== Information provided
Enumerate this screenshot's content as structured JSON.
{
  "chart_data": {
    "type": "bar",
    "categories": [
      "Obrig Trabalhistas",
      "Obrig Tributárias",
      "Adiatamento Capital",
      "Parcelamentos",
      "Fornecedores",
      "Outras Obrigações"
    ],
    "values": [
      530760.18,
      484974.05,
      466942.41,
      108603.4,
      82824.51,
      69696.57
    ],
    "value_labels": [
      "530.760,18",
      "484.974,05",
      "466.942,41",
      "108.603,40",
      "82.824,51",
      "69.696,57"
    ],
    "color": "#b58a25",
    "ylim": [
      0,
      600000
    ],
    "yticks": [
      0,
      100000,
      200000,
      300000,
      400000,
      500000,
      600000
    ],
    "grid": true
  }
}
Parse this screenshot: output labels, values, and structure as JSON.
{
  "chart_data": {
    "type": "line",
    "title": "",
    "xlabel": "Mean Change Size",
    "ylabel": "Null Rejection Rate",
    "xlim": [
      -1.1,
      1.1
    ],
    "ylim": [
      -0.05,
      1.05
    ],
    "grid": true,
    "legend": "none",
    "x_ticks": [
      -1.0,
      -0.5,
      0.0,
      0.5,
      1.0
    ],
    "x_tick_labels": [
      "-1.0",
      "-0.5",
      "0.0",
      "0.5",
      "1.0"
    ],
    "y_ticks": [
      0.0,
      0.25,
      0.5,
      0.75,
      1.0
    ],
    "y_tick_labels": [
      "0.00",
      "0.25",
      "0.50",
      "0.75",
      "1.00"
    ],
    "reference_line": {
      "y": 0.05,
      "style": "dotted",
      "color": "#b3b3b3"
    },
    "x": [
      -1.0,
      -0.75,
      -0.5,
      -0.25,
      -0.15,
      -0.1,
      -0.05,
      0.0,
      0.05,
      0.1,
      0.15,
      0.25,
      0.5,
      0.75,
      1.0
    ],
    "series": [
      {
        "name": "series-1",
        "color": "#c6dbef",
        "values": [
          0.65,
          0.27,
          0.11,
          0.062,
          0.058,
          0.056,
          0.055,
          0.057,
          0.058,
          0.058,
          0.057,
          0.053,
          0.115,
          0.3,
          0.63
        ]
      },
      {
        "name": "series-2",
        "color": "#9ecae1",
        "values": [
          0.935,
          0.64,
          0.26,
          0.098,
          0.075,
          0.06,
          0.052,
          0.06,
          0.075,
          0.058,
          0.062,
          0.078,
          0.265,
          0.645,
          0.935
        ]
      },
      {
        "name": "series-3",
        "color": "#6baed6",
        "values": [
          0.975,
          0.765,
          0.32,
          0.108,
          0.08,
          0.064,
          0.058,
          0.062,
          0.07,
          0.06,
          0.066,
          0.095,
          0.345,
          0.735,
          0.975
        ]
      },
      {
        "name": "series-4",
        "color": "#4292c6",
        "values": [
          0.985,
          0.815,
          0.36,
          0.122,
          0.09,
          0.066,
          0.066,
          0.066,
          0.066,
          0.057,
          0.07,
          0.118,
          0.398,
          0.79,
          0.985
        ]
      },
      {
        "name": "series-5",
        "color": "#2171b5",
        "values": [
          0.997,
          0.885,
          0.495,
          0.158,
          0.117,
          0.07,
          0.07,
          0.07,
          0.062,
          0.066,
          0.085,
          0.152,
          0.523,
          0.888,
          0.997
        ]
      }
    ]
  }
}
====
## [Written instruction]
Send back all of the entries exactly, with nothing missing.

## [Answer below]
Enumerate this screenshot's content as structured JSON.
{
  "chart_data": {
    "type": "bar",
    "categories": [
      "Obrig Trabalhistas",
      "Obrig Tributárias",
      "Adiatamento Capital",
      "Parcelamentos",
      "Fornecedores",
      "Outras Obrigações"
    ],
    "values": [
      530760.18,
      484974.05,
      466942.41,
      108603.4,
      82824.51,
      69696.57
    ],
    "value_labels": [
      "530.760,18",
      "484.974,05",
      "466.942,41",
      "108.603,40",
      "82.824,51",
      "69.696,57"
    ],
    "color": "#b58a25",
    "ylim": [
      0,
      600000
    ],
    "yticks": [
      0,
      100000,
      200000,
      300000,
      400000,
      500000,
      600000
    ],
    "grid": true
  }
}
Parse this screenshot: output labels, values, and structure as JSON.
{
  "chart_data": {
    "type": "line",
    "title": "",
    "xlabel": "Mean Change Size",
    "ylabel": "Null Rejection Rate",
    "xlim": [
      -1.1,
      1.1
    ],
    "ylim": [
      -0.05,
      1.05
    ],
    "grid": true,
    "legend": "none",
    "x_ticks": [
      -1.0,
      -0.5,
      0.0,
      0.5,
      1.0
    ],
    "x_tick_labels": [
      "-1.0",
      "-0.5",
      "0.0",
      "0.5",
      "1.0"
    ],
    "y_ticks": [
      0.0,
      0.25,
      0.5,
      0.75,
      1.0
    ],
    "y_tick_labels": [
      "0.00",
      "0.25",
      "0.50",
      "0.75",
      "1.00"
    ],
    "reference_line": {
      "y": 0.05,
      "style": "dotted",
      "color": "#b3b3b3"
    },
    "x": [
      -1.0,
      -0.75,
      -0.5,
      -0.25,
      -0.15,
      -0.1,
      -0.05,
      0.0,
      0.05,
      0.1,
      0.15,
      0.25,
      0.5,
      0.75,
      1.0
    ],
    "series": [
      {
        "name": "series-1",
        "color": "#c6dbef",
        "values": [
          0.65,
          0.27,
          0.11,
          0.062,
          0.058,
          0.056,
          0.055,
          0.057,
          0.058,
          0.058,
          0.057,
          0.053,
          0.115,
          0.3,
          0.63
        ]
      },
      {
        "name": "series-2",
        "color": "#9ecae1",
        "values": [
          0.935,
          0.64,
          0.26,
          0.098,
          0.075,
          0.06,
          0.052,
          0.06,
          0.075,
          0.058,
          0.062,
          0.078,
          0.265,
          0.645,
          0.935
        ]
      },
      {
        "name": "series-3",
        "color": "#6baed6",
        "values": [
          0.975,
          0.765,
          0.32,
          0.108,
          0.08,
          0.064,
          0.058,
          0.062,
          0.07,
          0.06,
          0.066,
          0.095,
          0.345,
          0.735,
          0.975
        ]
      },
      {
        "name": "series-4",
        "color": "#4292c6",
        "values": [
          0.985,
          0.815,
          0.36,
          0.122,
          0.09,
          0.066,
          0.066,
          0.066,
          0.066,
          0.057,
          0.07,
          0.118,
          0.398,
          0.79,
          0.985
        ]
      },
      {
        "name": "series-5",
        "color": "#2171b5",
        "values": [
          0.997,
          0.885,
          0.495,
          0.158,
          0.117,
          0.07,
          0.07,
          0.07,
          0.062,
          0.066,
          0.085,
          0.152,
          0.523,
          0.888,
          0.997
        ]
      }
    ]
  }
}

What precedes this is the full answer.